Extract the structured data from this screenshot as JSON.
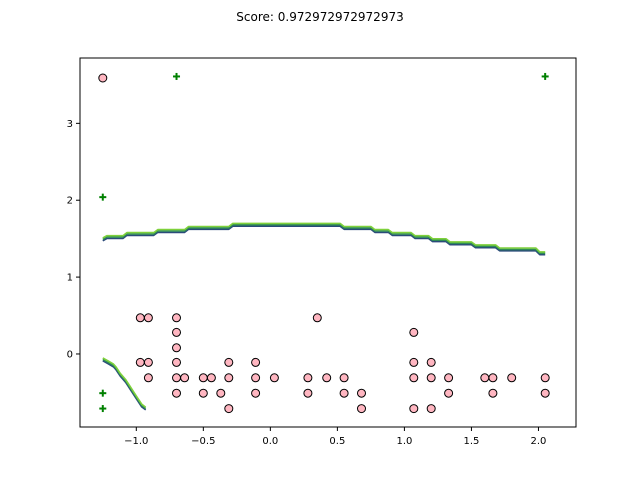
{
  "chart_data": {
    "type": "scatter",
    "title": "Score: 0.972972972972973",
    "xlabel": "",
    "ylabel": "",
    "xlim": [
      -1.42,
      2.28
    ],
    "ylim": [
      -0.95,
      3.85
    ],
    "x_ticks": [
      -1.0,
      -0.5,
      0.0,
      0.5,
      1.0,
      1.5,
      2.0
    ],
    "x_tick_labels": [
      "−1.0",
      "−0.5",
      "0.0",
      "0.5",
      "1.0",
      "1.5",
      "2.0"
    ],
    "y_ticks": [
      0,
      1,
      2,
      3
    ],
    "y_tick_labels": [
      "0",
      "1",
      "2",
      "3"
    ],
    "grid": false,
    "colors": {
      "circle_fill": "#ffb6c1",
      "circle_edge": "#000000",
      "plus_marker": "#008000",
      "boundary_dark": "#2b4a7a",
      "boundary_mid": "#2e8b57",
      "boundary_light": "#7fd13b"
    },
    "series": [
      {
        "marker": "circle",
        "points": [
          [
            -1.25,
            3.59
          ],
          [
            -0.97,
            0.47
          ],
          [
            -0.91,
            0.47
          ],
          [
            -0.7,
            0.47
          ],
          [
            -0.7,
            0.28
          ],
          [
            -0.7,
            0.08
          ],
          [
            -0.7,
            -0.11
          ],
          [
            -0.7,
            -0.31
          ],
          [
            -0.7,
            -0.51
          ],
          [
            0.35,
            0.47
          ],
          [
            1.07,
            0.28
          ],
          [
            -0.97,
            -0.11
          ],
          [
            -0.91,
            -0.11
          ],
          [
            -0.91,
            -0.31
          ],
          [
            -0.64,
            -0.31
          ],
          [
            -0.5,
            -0.31
          ],
          [
            -0.44,
            -0.31
          ],
          [
            -0.31,
            -0.31
          ],
          [
            -0.31,
            -0.11
          ],
          [
            -0.5,
            -0.51
          ],
          [
            -0.37,
            -0.51
          ],
          [
            -0.31,
            -0.71
          ],
          [
            -0.11,
            -0.11
          ],
          [
            -0.11,
            -0.31
          ],
          [
            -0.11,
            -0.51
          ],
          [
            0.03,
            -0.31
          ],
          [
            0.28,
            -0.31
          ],
          [
            0.28,
            -0.51
          ],
          [
            0.42,
            -0.31
          ],
          [
            0.55,
            -0.31
          ],
          [
            0.55,
            -0.51
          ],
          [
            0.68,
            -0.51
          ],
          [
            0.68,
            -0.71
          ],
          [
            1.07,
            -0.11
          ],
          [
            1.07,
            -0.31
          ],
          [
            1.07,
            -0.71
          ],
          [
            1.2,
            -0.11
          ],
          [
            1.2,
            -0.31
          ],
          [
            1.2,
            -0.71
          ],
          [
            1.33,
            -0.31
          ],
          [
            1.33,
            -0.51
          ],
          [
            1.6,
            -0.31
          ],
          [
            1.66,
            -0.31
          ],
          [
            1.66,
            -0.51
          ],
          [
            1.8,
            -0.31
          ],
          [
            2.05,
            -0.31
          ],
          [
            2.05,
            -0.51
          ]
        ]
      },
      {
        "marker": "plus",
        "points": [
          [
            -0.7,
            3.61
          ],
          [
            2.05,
            3.61
          ],
          [
            -1.25,
            2.04
          ],
          [
            -1.25,
            -0.51
          ],
          [
            -1.25,
            -0.71
          ]
        ]
      }
    ],
    "boundaries": [
      {
        "name": "upper",
        "points": [
          [
            -1.25,
            1.49
          ],
          [
            -1.22,
            1.52
          ],
          [
            -1.1,
            1.52
          ],
          [
            -1.07,
            1.56
          ],
          [
            -0.87,
            1.56
          ],
          [
            -0.84,
            1.6
          ],
          [
            -0.64,
            1.6
          ],
          [
            -0.61,
            1.64
          ],
          [
            -0.31,
            1.64
          ],
          [
            -0.28,
            1.68
          ],
          [
            0.52,
            1.68
          ],
          [
            0.55,
            1.64
          ],
          [
            0.75,
            1.64
          ],
          [
            0.78,
            1.6
          ],
          [
            0.88,
            1.6
          ],
          [
            0.91,
            1.56
          ],
          [
            1.05,
            1.56
          ],
          [
            1.08,
            1.52
          ],
          [
            1.18,
            1.52
          ],
          [
            1.21,
            1.48
          ],
          [
            1.31,
            1.48
          ],
          [
            1.34,
            1.44
          ],
          [
            1.5,
            1.44
          ],
          [
            1.53,
            1.4
          ],
          [
            1.68,
            1.4
          ],
          [
            1.71,
            1.36
          ],
          [
            1.98,
            1.36
          ],
          [
            2.01,
            1.31
          ],
          [
            2.05,
            1.31
          ]
        ]
      },
      {
        "name": "lower",
        "points": [
          [
            -1.25,
            -0.07
          ],
          [
            -1.21,
            -0.11
          ],
          [
            -1.17,
            -0.15
          ],
          [
            -1.15,
            -0.19
          ],
          [
            -1.12,
            -0.27
          ],
          [
            -1.08,
            -0.35
          ],
          [
            -1.05,
            -0.43
          ],
          [
            -1.02,
            -0.51
          ],
          [
            -0.99,
            -0.59
          ],
          [
            -0.96,
            -0.67
          ],
          [
            -0.93,
            -0.71
          ]
        ]
      }
    ]
  }
}
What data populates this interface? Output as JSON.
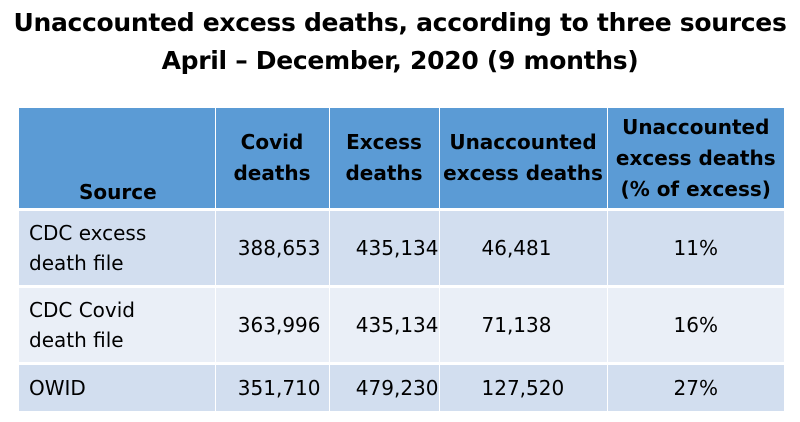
{
  "title": {
    "line1": "Unaccounted excess deaths, according to three sources",
    "line2": "April – December, 2020 (9 months)"
  },
  "table": {
    "headers": [
      {
        "line1": "Source",
        "line2": "",
        "line3": ""
      },
      {
        "line1": "Covid",
        "line2": "deaths",
        "line3": ""
      },
      {
        "line1": "Excess",
        "line2": "deaths",
        "line3": ""
      },
      {
        "line1": "Unaccounted",
        "line2": "excess deaths",
        "line3": ""
      },
      {
        "line1": "Unaccounted",
        "line2": "excess deaths",
        "line3": "(% of excess)"
      }
    ],
    "rows": [
      {
        "source_line1": "CDC excess",
        "source_line2": "death file",
        "covid_deaths": "388,653",
        "excess_deaths": "435,134",
        "unaccounted": "46,481",
        "pct": "11%"
      },
      {
        "source_line1": "CDC Covid",
        "source_line2": "death file",
        "covid_deaths": "363,996",
        "excess_deaths": "435,134",
        "unaccounted": "71,138",
        "pct": "16%"
      },
      {
        "source_line1": "OWID",
        "source_line2": "",
        "covid_deaths": "351,710",
        "excess_deaths": "479,230",
        "unaccounted": "127,520",
        "pct": "27%"
      }
    ]
  },
  "colors": {
    "header_bg": "#5b9bd5",
    "row_odd_bg": "#d2deef",
    "row_even_bg": "#eaeff7"
  }
}
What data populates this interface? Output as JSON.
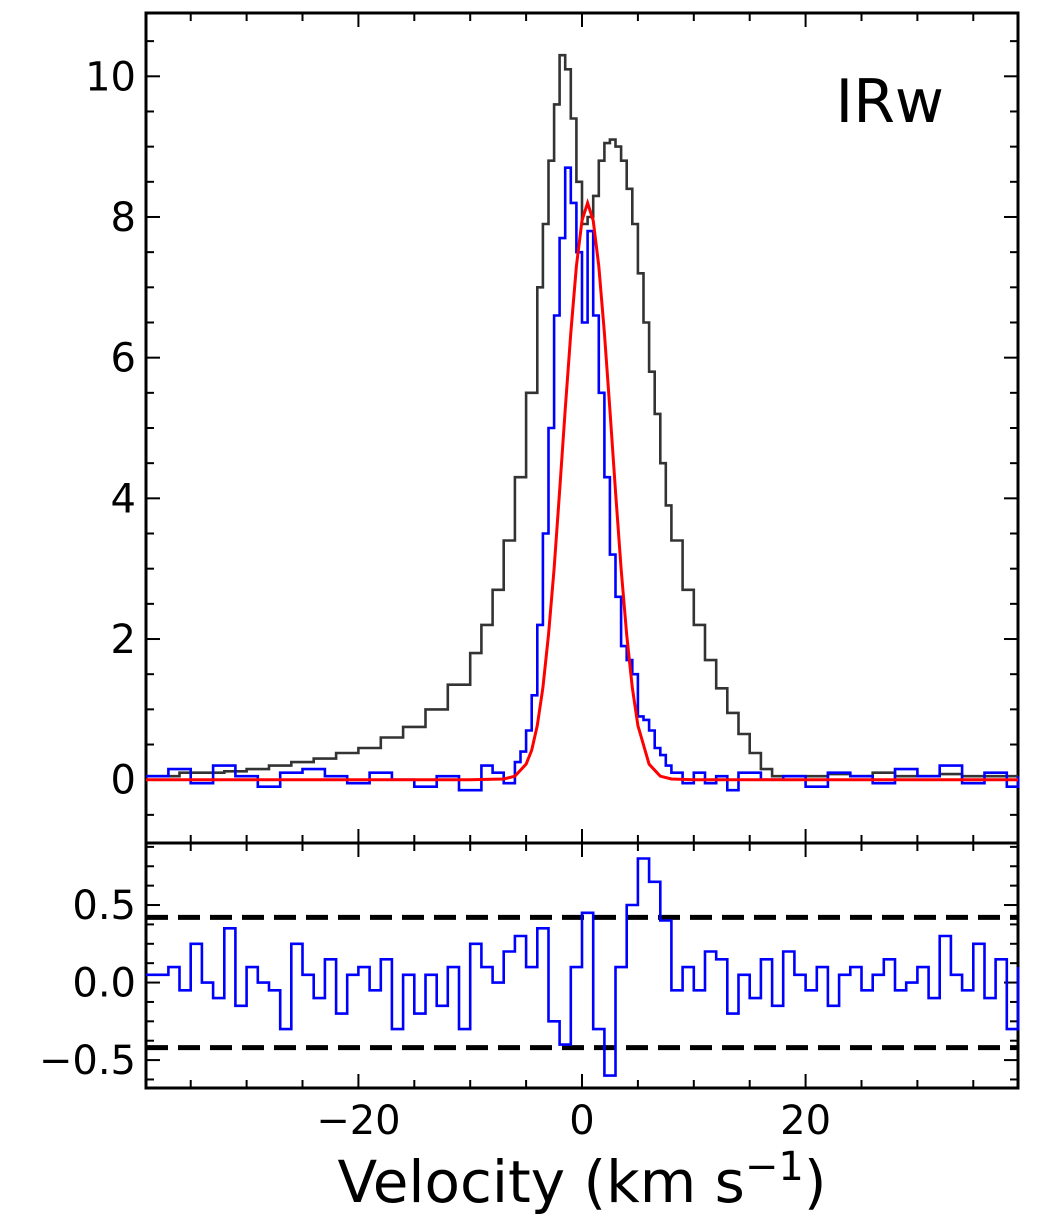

▶ Task details
Pictures don't belong in the copy. Restate all the entries exactly.

▶ Expected answer
Extract the structured data from this screenshot as JSON.
{
  "chart_data": {
    "type": "scatter",
    "title": "Score: 0.972972972972973",
    "xlabel": "",
    "ylabel": "",
    "xlim": [
      -1.42,
      2.28
    ],
    "ylim": [
      -0.95,
      3.85
    ],
    "x_ticks": [
      -1.0,
      -0.5,
      0.0,
      0.5,
      1.0,
      1.5,
      2.0
    ],
    "x_tick_labels": [
      "−1.0",
      "−0.5",
      "0.0",
      "0.5",
      "1.0",
      "1.5",
      "2.0"
    ],
    "y_ticks": [
      0,
      1,
      2,
      3
    ],
    "y_tick_labels": [
      "0",
      "1",
      "2",
      "3"
    ],
    "grid": false,
    "colors": {
      "circle_fill": "#ffb6c1",
      "circle_edge": "#000000",
      "plus_marker": "#008000",
      "boundary_dark": "#2b4a7a",
      "boundary_mid": "#2e8b57",
      "boundary_light": "#7fd13b"
    },
    "series": [
      {
        "marker": "circle",
        "points": [
          [
            -1.25,
            3.59
          ],
          [
            -0.97,
            0.47
          ],
          [
            -0.91,
            0.47
          ],
          [
            -0.7,
            0.47
          ],
          [
            -0.7,
            0.28
          ],
          [
            -0.7,
            0.08
          ],
          [
            -0.7,
            -0.11
          ],
          [
            -0.7,
            -0.31
          ],
          [
            -0.7,
            -0.51
          ],
          [
            0.35,
            0.47
          ],
          [
            1.07,
            0.28
          ],
          [
            -0.97,
            -0.11
          ],
          [
            -0.91,
            -0.11
          ],
          [
            -0.91,
            -0.31
          ],
          [
            -0.64,
            -0.31
          ],
          [
            -0.5,
            -0.31
          ],
          [
            -0.44,
            -0.31
          ],
          [
            -0.31,
            -0.31
          ],
          [
            -0.31,
            -0.11
          ],
          [
            -0.5,
            -0.51
          ],
          [
            -0.37,
            -0.51
          ],
          [
            -0.31,
            -0.71
          ],
          [
            -0.11,
            -0.11
          ],
          [
            -0.11,
            -0.31
          ],
          [
            -0.11,
            -0.51
          ],
          [
            0.03,
            -0.31
          ],
          [
            0.28,
            -0.31
          ],
          [
            0.28,
            -0.51
          ],
          [
            0.42,
            -0.31
          ],
          [
            0.55,
            -0.31
          ],
          [
            0.55,
            -0.51
          ],
          [
            0.68,
            -0.51
          ],
          [
            0.68,
            -0.71
          ],
          [
            1.07,
            -0.11
          ],
          [
            1.07,
            -0.31
          ],
          [
            1.07,
            -0.71
          ],
          [
            1.2,
            -0.11
          ],
          [
            1.2,
            -0.31
          ],
          [
            1.2,
            -0.71
          ],
          [
            1.33,
            -0.31
          ],
          [
            1.33,
            -0.51
          ],
          [
            1.6,
            -0.31
          ],
          [
            1.66,
            -0.31
          ],
          [
            1.66,
            -0.51
          ],
          [
            1.8,
            -0.31
          ],
          [
            2.05,
            -0.31
          ],
          [
            2.05,
            -0.51
          ]
        ]
      },
      {
        "marker": "plus",
        "points": [
          [
            -0.7,
            3.61
          ],
          [
            2.05,
            3.61
          ],
          [
            -1.25,
            2.04
          ],
          [
            -1.25,
            -0.51
          ],
          [
            -1.25,
            -0.71
          ]
        ]
      }
    ],
    "boundaries": [
      {
        "name": "upper",
        "points": [
          [
            -1.25,
            1.49
          ],
          [
            -1.22,
            1.52
          ],
          [
            -1.1,
            1.52
          ],
          [
            -1.07,
            1.56
          ],
          [
            -0.87,
            1.56
          ],
          [
            -0.84,
            1.6
          ],
          [
            -0.64,
            1.6
          ],
          [
            -0.61,
            1.64
          ],
          [
            -0.31,
            1.64
          ],
          [
            -0.28,
            1.68
          ],
          [
            0.52,
            1.68
          ],
          [
            0.55,
            1.64
          ],
          [
            0.75,
            1.64
          ],
          [
            0.78,
            1.6
          ],
          [
            0.88,
            1.6
          ],
          [
            0.91,
            1.56
          ],
          [
            1.05,
            1.56
          ],
          [
            1.08,
            1.52
          ],
          [
            1.18,
            1.52
          ],
          [
            1.21,
            1.48
          ],
          [
            1.31,
            1.48
          ],
          [
            1.34,
            1.44
          ],
          [
            1.5,
            1.44
          ],
          [
            1.53,
            1.4
          ],
          [
            1.68,
            1.4
          ],
          [
            1.71,
            1.36
          ],
          [
            1.98,
            1.36
          ],
          [
            2.01,
            1.31
          ],
          [
            2.05,
            1.31
          ]
        ]
      },
      {
        "name": "lower",
        "points": [
          [
            -1.25,
            -0.07
          ],
          [
            -1.21,
            -0.11
          ],
          [
            -1.17,
            -0.15
          ],
          [
            -1.15,
            -0.19
          ],
          [
            -1.12,
            -0.27
          ],
          [
            -1.08,
            -0.35
          ],
          [
            -1.05,
            -0.43
          ],
          [
            -1.02,
            -0.51
          ],
          [
            -0.99,
            -0.59
          ],
          [
            -0.96,
            -0.67
          ],
          [
            -0.93,
            -0.71
          ]
        ]
      }
    ]
  }
}
What data populates this interface? Output as JSON.
{
  "title": {
    "line1": "Unaccounted excess deaths, according to three sources",
    "line2": "April – December, 2020 (9 months)"
  },
  "table": {
    "headers": [
      {
        "line1": "Source",
        "line2": "",
        "line3": ""
      },
      {
        "line1": "Covid",
        "line2": "deaths",
        "line3": ""
      },
      {
        "line1": "Excess",
        "line2": "deaths",
        "line3": ""
      },
      {
        "line1": "Unaccounted",
        "line2": "excess deaths",
        "line3": ""
      },
      {
        "line1": "Unaccounted",
        "line2": "excess deaths",
        "line3": "(% of excess)"
      }
    ],
    "rows": [
      {
        "source_line1": "CDC excess",
        "source_line2": "death file",
        "covid_deaths": "388,653",
        "excess_deaths": "435,134",
        "unaccounted": "46,481",
        "pct": "11%"
      },
      {
        "source_line1": "CDC Covid",
        "source_line2": "death file",
        "covid_deaths": "363,996",
        "excess_deaths": "435,134",
        "unaccounted": "71,138",
        "pct": "16%"
      },
      {
        "source_line1": "OWID",
        "source_line2": "",
        "covid_deaths": "351,710",
        "excess_deaths": "479,230",
        "unaccounted": "127,520",
        "pct": "27%"
      }
    ]
  },
  "colors": {
    "header_bg": "#5b9bd5",
    "row_odd_bg": "#d2deef",
    "row_even_bg": "#eaeff7"
  }
}
What data populates this interface? Output as JSON.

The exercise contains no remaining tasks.